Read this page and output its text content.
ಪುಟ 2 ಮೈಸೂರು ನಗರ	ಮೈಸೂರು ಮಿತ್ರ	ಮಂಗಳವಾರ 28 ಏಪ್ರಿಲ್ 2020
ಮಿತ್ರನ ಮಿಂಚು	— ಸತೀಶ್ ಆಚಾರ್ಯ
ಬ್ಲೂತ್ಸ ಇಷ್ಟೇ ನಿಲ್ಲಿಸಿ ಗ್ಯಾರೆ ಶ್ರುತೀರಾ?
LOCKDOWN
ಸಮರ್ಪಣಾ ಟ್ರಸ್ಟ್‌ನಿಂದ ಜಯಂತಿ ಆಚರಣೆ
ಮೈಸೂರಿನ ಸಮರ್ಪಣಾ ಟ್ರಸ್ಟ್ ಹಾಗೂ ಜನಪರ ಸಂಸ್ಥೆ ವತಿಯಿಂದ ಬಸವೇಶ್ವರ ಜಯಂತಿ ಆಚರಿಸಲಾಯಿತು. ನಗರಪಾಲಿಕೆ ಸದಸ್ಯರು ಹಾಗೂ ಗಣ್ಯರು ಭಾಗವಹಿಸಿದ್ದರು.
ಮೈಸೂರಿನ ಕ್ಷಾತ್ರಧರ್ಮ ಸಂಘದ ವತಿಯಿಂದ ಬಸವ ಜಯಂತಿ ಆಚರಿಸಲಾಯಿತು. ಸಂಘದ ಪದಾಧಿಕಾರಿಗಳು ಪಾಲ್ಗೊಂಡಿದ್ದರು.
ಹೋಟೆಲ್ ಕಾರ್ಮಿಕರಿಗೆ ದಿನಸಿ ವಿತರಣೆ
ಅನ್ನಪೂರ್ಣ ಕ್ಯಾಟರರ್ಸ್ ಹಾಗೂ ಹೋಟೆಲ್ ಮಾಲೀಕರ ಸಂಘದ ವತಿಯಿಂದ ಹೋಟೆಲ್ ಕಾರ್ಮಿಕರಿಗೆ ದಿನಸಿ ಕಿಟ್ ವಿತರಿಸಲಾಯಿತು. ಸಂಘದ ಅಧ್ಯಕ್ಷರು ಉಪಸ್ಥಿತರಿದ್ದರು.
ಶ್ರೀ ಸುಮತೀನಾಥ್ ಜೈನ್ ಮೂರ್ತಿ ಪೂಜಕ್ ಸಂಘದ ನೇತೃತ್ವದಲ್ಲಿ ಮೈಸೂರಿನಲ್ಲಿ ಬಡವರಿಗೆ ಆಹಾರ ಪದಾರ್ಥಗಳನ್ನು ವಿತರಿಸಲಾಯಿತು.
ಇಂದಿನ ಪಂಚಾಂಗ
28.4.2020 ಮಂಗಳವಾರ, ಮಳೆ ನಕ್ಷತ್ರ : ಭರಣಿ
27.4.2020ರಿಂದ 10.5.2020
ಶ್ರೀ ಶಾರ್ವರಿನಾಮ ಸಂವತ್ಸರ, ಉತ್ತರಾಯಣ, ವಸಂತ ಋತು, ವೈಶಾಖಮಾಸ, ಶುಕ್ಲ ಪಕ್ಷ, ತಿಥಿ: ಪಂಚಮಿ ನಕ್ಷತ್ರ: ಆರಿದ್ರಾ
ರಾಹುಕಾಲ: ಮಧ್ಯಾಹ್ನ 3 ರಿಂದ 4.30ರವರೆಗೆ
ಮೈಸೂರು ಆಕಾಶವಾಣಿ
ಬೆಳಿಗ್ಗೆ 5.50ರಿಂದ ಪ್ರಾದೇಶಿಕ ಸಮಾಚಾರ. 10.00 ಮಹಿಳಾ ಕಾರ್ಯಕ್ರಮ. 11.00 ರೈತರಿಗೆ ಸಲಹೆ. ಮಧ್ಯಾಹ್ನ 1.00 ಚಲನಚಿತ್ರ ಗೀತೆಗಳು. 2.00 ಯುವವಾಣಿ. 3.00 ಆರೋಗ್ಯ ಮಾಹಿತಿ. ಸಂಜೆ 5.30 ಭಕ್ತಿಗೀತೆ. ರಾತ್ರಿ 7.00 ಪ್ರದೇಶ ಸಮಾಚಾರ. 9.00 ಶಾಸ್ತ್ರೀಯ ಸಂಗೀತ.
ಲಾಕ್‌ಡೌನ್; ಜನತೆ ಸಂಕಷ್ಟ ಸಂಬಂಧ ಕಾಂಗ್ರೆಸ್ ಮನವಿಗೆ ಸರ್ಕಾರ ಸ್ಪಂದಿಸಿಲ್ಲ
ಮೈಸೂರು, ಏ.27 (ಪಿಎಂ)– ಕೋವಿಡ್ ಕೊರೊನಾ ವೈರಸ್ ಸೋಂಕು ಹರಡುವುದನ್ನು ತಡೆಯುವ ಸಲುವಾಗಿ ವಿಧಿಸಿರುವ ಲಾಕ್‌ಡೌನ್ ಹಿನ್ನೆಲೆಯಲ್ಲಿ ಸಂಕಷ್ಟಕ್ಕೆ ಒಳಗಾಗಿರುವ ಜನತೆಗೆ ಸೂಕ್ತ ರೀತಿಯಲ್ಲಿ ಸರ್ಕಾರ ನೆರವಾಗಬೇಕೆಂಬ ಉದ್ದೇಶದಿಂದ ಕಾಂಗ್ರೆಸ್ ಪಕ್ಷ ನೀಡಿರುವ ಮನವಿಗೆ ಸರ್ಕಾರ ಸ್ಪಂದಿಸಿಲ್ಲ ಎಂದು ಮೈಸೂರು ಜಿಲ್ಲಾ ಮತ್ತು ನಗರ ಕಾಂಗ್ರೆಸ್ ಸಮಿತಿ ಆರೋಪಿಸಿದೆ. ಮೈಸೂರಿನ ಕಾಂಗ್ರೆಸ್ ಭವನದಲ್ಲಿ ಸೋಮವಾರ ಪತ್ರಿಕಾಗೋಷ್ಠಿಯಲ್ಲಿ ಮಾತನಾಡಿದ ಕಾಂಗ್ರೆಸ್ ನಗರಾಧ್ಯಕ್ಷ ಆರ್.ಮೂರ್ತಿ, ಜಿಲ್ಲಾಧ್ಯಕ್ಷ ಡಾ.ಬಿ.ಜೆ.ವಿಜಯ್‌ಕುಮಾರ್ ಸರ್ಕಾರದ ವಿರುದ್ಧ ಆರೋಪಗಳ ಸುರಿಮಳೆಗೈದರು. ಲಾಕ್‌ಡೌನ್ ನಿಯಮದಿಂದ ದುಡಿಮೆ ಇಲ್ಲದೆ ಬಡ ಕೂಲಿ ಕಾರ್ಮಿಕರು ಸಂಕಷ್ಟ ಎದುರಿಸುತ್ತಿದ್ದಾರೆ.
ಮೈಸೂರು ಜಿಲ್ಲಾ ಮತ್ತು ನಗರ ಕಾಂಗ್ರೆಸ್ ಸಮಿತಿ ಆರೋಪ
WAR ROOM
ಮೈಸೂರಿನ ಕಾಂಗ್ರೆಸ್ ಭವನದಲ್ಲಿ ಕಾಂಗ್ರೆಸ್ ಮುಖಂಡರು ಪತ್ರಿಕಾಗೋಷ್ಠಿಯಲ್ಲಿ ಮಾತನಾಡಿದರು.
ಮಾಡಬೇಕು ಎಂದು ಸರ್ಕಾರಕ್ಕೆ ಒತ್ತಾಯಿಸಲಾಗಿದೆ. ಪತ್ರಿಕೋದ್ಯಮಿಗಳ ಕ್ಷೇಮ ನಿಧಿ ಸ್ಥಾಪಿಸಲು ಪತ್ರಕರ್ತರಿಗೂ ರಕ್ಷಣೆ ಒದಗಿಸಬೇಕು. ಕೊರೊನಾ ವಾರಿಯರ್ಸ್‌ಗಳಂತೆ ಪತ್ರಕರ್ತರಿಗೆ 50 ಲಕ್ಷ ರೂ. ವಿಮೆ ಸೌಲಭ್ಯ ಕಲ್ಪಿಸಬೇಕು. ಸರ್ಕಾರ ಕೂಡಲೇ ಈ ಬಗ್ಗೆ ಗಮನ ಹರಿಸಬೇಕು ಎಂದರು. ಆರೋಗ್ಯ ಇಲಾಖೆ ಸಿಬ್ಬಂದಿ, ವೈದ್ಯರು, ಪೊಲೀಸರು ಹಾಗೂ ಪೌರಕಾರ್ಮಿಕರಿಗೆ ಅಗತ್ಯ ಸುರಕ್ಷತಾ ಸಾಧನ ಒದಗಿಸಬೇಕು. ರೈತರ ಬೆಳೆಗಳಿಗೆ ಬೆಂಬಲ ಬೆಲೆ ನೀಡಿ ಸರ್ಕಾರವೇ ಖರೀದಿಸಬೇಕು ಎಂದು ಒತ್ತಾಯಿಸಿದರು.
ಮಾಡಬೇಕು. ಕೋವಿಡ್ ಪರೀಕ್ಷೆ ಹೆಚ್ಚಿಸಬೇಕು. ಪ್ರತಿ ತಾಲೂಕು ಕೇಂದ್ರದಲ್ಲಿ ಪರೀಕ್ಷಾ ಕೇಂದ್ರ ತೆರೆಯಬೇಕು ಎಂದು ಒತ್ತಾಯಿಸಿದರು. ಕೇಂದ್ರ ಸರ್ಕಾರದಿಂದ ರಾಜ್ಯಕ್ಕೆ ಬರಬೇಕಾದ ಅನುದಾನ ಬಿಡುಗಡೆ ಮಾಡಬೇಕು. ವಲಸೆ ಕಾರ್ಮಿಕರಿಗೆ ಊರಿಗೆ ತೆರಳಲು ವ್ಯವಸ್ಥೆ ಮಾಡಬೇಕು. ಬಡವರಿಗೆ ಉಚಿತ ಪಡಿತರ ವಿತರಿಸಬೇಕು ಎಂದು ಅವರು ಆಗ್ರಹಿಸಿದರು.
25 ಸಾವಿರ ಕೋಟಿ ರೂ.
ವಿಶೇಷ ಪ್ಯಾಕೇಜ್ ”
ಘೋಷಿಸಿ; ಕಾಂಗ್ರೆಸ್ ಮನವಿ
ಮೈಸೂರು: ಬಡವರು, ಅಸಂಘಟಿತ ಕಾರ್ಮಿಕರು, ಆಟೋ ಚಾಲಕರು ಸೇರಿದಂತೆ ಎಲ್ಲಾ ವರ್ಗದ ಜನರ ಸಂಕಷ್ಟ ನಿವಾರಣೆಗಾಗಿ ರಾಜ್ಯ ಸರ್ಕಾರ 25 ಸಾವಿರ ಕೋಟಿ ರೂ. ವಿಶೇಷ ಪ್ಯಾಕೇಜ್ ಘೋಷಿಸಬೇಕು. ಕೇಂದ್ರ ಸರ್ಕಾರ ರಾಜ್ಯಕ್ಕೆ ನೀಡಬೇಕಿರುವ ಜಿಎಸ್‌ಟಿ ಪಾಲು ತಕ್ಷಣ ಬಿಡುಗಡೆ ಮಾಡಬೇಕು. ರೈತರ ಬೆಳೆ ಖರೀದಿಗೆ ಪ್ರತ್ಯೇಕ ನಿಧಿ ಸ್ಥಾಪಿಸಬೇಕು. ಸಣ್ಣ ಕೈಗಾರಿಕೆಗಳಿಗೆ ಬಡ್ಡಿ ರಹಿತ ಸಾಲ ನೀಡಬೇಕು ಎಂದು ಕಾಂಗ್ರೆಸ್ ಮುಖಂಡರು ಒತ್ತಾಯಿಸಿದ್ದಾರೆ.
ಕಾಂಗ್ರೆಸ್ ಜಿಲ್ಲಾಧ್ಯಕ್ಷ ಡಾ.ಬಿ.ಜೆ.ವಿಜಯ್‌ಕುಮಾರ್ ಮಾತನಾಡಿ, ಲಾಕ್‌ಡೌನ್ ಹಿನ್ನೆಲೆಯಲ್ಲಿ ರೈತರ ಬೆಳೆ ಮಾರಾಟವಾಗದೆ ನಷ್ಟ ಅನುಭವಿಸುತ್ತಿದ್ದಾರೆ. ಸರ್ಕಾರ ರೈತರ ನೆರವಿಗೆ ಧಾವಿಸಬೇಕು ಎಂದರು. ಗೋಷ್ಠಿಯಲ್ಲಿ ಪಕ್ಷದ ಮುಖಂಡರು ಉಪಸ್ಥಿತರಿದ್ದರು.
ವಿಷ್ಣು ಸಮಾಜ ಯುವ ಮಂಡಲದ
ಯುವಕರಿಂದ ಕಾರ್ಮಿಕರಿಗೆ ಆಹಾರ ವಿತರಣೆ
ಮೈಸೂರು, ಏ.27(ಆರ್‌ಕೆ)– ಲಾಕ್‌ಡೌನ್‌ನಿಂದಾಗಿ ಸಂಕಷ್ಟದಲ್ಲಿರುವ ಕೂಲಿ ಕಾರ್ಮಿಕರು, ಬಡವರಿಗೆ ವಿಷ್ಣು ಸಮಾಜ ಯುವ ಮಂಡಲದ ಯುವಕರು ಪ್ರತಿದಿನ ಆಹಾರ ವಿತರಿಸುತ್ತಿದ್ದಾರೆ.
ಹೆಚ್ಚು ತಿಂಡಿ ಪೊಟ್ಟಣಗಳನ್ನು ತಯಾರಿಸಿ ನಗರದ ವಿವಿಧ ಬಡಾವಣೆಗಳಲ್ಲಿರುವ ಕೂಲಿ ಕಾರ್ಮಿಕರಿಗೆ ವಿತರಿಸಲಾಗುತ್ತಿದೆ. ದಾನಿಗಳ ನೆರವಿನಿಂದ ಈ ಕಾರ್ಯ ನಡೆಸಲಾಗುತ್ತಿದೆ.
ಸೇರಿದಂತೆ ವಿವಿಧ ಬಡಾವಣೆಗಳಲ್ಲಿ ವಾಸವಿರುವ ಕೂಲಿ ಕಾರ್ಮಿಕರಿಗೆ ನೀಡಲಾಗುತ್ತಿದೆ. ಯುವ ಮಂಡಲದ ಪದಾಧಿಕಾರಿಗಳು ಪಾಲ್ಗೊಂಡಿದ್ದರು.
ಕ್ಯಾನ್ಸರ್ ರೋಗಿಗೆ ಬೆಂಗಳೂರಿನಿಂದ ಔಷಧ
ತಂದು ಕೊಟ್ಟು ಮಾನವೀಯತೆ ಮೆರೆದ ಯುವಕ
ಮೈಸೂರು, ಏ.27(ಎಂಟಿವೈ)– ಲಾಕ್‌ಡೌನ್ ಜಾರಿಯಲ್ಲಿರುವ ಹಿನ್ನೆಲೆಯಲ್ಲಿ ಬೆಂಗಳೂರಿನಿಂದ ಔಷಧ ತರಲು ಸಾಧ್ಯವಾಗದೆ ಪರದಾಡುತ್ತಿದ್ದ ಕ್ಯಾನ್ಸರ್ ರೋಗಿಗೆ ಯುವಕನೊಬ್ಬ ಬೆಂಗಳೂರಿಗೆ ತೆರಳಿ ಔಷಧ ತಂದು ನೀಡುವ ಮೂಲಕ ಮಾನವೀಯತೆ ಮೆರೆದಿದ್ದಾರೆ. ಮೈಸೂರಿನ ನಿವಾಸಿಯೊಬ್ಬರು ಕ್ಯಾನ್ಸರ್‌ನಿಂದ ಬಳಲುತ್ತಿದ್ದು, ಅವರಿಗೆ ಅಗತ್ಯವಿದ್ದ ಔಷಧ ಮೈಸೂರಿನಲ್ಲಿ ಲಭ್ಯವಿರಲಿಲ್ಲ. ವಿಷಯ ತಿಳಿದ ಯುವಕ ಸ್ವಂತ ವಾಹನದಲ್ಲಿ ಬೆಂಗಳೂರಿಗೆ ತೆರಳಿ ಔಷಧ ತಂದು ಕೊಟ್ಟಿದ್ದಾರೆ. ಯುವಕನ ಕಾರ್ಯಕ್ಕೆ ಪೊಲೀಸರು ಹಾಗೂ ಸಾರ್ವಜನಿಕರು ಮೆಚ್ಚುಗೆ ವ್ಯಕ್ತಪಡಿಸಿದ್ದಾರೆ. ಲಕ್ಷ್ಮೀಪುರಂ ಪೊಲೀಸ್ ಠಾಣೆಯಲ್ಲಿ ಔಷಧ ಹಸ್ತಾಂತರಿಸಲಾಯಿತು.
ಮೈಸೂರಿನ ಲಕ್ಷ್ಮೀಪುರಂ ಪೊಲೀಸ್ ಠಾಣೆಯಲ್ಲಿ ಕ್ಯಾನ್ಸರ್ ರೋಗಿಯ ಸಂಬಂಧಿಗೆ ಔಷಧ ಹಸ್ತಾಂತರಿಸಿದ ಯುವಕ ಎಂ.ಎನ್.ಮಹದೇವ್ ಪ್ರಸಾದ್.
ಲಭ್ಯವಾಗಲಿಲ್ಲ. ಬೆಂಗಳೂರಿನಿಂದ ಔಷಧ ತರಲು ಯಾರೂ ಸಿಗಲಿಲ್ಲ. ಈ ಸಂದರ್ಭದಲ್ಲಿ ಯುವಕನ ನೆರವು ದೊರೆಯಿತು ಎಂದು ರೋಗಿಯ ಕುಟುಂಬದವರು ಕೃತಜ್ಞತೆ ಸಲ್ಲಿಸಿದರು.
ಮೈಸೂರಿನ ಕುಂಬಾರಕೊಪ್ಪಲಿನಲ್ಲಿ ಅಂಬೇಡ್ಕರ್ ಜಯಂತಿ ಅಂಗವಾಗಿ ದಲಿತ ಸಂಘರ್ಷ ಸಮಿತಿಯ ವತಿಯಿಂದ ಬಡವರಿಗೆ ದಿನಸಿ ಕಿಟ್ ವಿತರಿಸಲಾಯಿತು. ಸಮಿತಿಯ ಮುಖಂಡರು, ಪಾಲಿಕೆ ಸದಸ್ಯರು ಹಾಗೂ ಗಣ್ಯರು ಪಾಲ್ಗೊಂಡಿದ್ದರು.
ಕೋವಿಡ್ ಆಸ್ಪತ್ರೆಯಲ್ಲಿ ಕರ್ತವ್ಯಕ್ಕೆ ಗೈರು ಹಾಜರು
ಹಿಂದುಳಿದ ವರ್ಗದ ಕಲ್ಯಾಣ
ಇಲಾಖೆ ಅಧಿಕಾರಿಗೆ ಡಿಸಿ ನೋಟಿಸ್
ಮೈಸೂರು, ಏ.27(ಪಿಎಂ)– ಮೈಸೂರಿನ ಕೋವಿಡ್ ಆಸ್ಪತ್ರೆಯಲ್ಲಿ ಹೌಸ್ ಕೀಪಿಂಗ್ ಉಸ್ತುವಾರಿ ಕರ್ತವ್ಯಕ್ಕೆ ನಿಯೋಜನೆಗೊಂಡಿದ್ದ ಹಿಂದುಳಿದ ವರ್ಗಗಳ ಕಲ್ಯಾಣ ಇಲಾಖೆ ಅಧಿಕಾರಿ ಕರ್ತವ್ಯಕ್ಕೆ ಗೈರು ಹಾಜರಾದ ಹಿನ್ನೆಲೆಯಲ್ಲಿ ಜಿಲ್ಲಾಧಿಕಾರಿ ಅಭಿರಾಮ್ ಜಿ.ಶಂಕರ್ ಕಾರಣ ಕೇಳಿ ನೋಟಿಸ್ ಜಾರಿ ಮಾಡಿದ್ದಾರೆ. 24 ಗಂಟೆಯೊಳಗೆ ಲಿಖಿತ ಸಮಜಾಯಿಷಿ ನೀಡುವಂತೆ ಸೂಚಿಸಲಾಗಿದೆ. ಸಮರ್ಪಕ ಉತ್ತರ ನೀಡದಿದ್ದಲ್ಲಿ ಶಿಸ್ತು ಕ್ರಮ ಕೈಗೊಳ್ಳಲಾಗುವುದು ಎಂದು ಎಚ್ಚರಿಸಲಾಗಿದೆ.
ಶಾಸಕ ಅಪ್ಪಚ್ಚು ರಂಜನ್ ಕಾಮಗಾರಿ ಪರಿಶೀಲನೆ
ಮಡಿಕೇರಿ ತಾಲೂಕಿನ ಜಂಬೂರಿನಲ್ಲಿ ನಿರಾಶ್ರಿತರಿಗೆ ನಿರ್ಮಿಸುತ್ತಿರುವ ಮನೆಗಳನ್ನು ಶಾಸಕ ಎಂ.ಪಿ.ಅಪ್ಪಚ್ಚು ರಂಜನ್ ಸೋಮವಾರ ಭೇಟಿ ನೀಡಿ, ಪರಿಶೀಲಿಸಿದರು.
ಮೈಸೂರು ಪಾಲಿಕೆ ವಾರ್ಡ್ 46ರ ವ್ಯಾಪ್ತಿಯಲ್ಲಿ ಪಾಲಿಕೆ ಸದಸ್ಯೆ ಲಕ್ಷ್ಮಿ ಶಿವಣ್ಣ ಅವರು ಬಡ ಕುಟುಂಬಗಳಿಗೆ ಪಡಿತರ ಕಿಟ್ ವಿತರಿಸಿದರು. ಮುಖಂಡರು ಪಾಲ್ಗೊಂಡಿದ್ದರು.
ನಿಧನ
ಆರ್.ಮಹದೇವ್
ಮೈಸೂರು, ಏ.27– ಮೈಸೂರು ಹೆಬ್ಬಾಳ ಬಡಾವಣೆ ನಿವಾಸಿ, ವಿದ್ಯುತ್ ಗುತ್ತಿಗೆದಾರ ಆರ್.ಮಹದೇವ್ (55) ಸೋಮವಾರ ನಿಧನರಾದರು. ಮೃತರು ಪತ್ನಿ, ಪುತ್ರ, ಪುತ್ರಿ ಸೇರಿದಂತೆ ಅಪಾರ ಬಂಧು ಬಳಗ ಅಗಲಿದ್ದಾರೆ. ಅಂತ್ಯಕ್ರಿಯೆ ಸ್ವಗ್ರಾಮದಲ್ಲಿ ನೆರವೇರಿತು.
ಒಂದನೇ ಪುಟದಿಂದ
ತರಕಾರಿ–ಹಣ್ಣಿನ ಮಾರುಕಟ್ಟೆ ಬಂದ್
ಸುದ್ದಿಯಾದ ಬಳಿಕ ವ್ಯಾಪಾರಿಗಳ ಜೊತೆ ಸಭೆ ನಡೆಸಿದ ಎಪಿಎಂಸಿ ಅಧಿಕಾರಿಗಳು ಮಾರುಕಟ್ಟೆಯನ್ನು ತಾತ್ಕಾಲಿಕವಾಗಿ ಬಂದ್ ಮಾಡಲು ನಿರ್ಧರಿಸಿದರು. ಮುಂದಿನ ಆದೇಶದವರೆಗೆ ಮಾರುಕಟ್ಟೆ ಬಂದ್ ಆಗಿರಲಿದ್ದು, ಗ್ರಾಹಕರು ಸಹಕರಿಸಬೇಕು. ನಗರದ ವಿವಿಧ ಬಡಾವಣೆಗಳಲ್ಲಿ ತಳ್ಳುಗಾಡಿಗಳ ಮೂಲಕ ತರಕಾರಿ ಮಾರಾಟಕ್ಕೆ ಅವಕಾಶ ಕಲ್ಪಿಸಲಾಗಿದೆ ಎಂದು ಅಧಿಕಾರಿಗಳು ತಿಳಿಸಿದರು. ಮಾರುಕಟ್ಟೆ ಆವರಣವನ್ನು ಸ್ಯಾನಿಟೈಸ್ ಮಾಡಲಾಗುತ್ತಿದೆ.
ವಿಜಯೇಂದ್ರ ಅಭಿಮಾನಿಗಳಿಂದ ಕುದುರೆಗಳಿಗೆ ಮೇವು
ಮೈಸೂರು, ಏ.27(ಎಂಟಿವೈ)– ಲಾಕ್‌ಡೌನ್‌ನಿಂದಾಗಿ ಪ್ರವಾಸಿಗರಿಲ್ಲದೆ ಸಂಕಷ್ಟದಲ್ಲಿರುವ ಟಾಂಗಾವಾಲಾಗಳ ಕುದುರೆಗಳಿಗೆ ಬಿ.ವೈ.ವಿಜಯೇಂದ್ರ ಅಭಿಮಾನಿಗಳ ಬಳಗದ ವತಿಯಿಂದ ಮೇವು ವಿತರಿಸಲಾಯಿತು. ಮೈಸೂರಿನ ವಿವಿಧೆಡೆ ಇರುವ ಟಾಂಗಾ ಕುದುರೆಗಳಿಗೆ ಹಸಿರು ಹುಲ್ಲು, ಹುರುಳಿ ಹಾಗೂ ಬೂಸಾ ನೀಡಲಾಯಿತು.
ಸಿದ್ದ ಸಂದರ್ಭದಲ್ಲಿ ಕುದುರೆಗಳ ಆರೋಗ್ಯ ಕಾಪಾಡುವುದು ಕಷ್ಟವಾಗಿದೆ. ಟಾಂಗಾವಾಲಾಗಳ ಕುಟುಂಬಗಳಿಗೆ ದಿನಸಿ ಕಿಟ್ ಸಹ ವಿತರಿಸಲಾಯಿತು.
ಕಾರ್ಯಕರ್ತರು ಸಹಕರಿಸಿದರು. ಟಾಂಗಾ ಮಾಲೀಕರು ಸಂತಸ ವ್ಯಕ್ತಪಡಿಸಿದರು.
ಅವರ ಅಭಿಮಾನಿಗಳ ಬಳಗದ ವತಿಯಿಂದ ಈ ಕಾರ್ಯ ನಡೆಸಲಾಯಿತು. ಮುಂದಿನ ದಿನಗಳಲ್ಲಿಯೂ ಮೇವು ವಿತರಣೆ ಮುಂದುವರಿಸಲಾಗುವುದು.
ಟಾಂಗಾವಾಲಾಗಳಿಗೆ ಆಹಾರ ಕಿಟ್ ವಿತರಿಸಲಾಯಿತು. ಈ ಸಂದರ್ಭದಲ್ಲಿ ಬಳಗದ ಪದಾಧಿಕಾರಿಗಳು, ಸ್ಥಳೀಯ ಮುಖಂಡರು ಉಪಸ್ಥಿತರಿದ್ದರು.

################

* **Task**
Look through the entries and return every line where "ಸಹಕರ" appears.

* **The response**
ಸುದ್ದಿಯಾದ ಬಳಿಕ ವ್ಯಾಪಾರಿಗಳ ಜೊತೆ ಸಭೆ ನಡೆಸಿದ ಎಪಿಎಂಸಿ ಅಧಿಕಾರಿಗಳು ಮಾರುಕಟ್ಟೆಯನ್ನು ತಾತ್ಕಾಲಿಕವಾಗಿ ಬಂದ್ ಮಾಡಲು ನಿರ್ಧರಿಸಿದರು. ಮುಂದಿನ ಆದೇಶದವರೆಗೆ ಮಾರುಕಟ್ಟೆ ಬಂದ್ ಆಗಿರಲಿದ್ದು, ಗ್ರಾಹಕರು ಸಹಕರಿಸಬೇಕು. ನಗರದ ವಿವಿಧ ಬಡಾವಣೆಗಳಲ್ಲಿ ತಳ್ಳುಗಾಡಿಗಳ ಮೂಲಕ ತರಕಾರಿ ಮಾರಾಟಕ್ಕೆ ಅವಕಾಶ ಕಲ್ಪಿಸಲಾಗಿದೆ ಎಂದು ಅಧಿಕಾರಿಗಳು ತಿಳಿಸಿದರು. ಮಾರುಕಟ್ಟೆ ಆವರಣವನ್ನು ಸ್ಯಾನಿಟೈಸ್ ಮಾಡಲಾಗುತ್ತಿದೆ.
ಕಾರ್ಯಕರ್ತರು ಸಹಕರಿಸಿದರು. ಟಾಂಗಾ ಮಾಲೀಕರು ಸಂತಸ ವ್ಯಕ್ತಪಡಿಸಿದರು.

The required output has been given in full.